Given problem: Repeat exactly, and only, the lines from the line containing "Give me a plain-text" through the last line of the records below, including both.

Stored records
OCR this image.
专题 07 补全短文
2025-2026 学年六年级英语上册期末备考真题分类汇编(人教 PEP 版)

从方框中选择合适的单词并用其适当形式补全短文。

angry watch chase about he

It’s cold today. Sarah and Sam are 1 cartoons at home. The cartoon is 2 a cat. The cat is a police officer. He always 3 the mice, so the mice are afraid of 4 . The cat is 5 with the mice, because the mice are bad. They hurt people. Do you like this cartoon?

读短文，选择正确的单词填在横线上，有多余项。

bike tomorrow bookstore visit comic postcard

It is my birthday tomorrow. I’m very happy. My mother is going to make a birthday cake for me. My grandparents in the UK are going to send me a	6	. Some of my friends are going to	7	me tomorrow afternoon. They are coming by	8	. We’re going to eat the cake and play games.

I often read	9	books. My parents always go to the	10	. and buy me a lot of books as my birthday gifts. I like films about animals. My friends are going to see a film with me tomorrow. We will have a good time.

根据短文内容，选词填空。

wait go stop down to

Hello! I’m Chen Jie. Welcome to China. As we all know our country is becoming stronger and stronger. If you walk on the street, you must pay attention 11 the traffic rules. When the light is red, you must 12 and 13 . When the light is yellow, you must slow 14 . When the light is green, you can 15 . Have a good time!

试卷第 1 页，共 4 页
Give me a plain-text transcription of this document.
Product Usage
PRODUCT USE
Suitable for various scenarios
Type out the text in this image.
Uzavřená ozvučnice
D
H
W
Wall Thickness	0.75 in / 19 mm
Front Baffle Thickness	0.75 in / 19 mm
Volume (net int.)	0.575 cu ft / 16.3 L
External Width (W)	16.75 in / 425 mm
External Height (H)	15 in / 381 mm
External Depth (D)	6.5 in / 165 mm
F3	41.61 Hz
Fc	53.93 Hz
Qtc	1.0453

The answer:
Give me a plain-text transcription of this document.
Product Usage
PRODUCT USE
Suitable for various scenarios
Type out the text in this image.
Uzavřená ozvučnice
D
H
W
Wall Thickness	0.75 in / 19 mm
Front Baffle Thickness	0.75 in / 19 mm
Volume (net int.)	0.575 cu ft / 16.3 L
External Width (W)	16.75 in / 425 mm
External Height (H)	15 in / 381 mm
External Depth (D)	6.5 in / 165 mm
F3	41.61 Hz
Fc	53.93 Hz
Qtc	1.0453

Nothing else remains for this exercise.